▸ **DO THIS**
Copy every line from the records below that holds the word "Party".

Stored data
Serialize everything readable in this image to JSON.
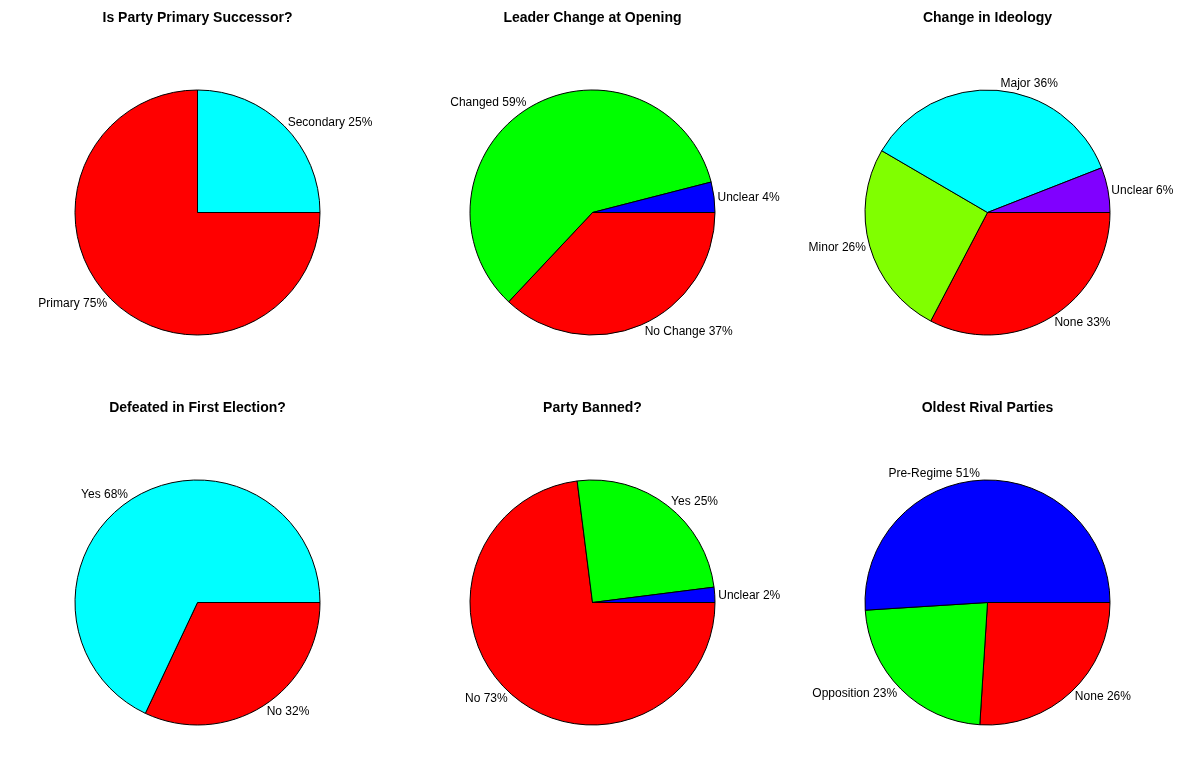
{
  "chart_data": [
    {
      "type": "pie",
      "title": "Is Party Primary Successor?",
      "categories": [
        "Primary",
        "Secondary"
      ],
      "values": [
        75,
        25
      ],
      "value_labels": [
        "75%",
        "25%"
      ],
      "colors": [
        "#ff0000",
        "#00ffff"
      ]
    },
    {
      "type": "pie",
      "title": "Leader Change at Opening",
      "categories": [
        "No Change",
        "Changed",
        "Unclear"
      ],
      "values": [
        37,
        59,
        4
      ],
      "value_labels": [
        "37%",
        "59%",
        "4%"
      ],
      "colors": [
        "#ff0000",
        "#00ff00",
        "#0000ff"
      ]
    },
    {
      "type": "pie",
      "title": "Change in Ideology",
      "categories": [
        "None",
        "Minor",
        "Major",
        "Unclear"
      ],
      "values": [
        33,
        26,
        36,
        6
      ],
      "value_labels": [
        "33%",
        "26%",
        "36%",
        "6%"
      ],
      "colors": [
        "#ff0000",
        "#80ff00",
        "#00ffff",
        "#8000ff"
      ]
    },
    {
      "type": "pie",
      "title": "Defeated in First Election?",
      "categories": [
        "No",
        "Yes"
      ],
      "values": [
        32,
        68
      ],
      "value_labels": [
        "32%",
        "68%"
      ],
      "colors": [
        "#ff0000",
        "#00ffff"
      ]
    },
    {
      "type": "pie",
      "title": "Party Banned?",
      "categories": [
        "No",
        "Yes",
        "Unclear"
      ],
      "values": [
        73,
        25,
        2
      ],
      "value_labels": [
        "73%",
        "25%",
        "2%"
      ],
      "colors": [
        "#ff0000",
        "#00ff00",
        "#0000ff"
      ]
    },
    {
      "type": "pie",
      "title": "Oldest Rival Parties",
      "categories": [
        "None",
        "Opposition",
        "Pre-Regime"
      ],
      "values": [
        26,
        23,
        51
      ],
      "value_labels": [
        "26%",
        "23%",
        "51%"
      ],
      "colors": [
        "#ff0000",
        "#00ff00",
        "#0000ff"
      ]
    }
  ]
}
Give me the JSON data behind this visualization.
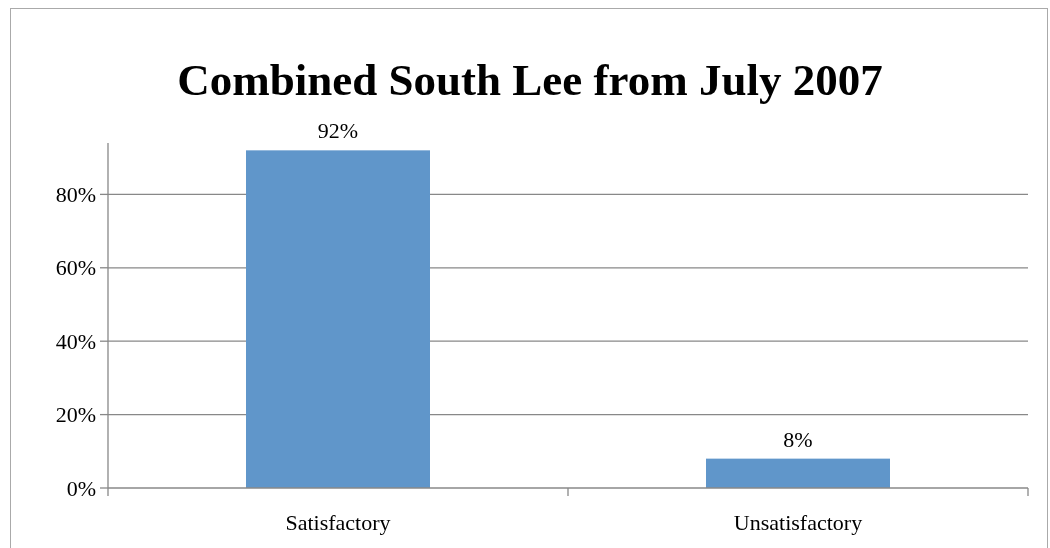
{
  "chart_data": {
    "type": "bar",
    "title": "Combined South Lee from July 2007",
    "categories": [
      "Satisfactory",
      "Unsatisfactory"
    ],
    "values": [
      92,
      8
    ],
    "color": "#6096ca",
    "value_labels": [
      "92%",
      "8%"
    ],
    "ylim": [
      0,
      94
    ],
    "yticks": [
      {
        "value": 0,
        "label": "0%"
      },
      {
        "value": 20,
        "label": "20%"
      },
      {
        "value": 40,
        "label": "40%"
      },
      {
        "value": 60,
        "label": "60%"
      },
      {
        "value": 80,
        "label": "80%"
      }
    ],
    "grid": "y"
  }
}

▸ **RESULT FOR THIS EXERCISE**
      "title": "Is Party Primary Successor?",
      "title": "Party Banned?",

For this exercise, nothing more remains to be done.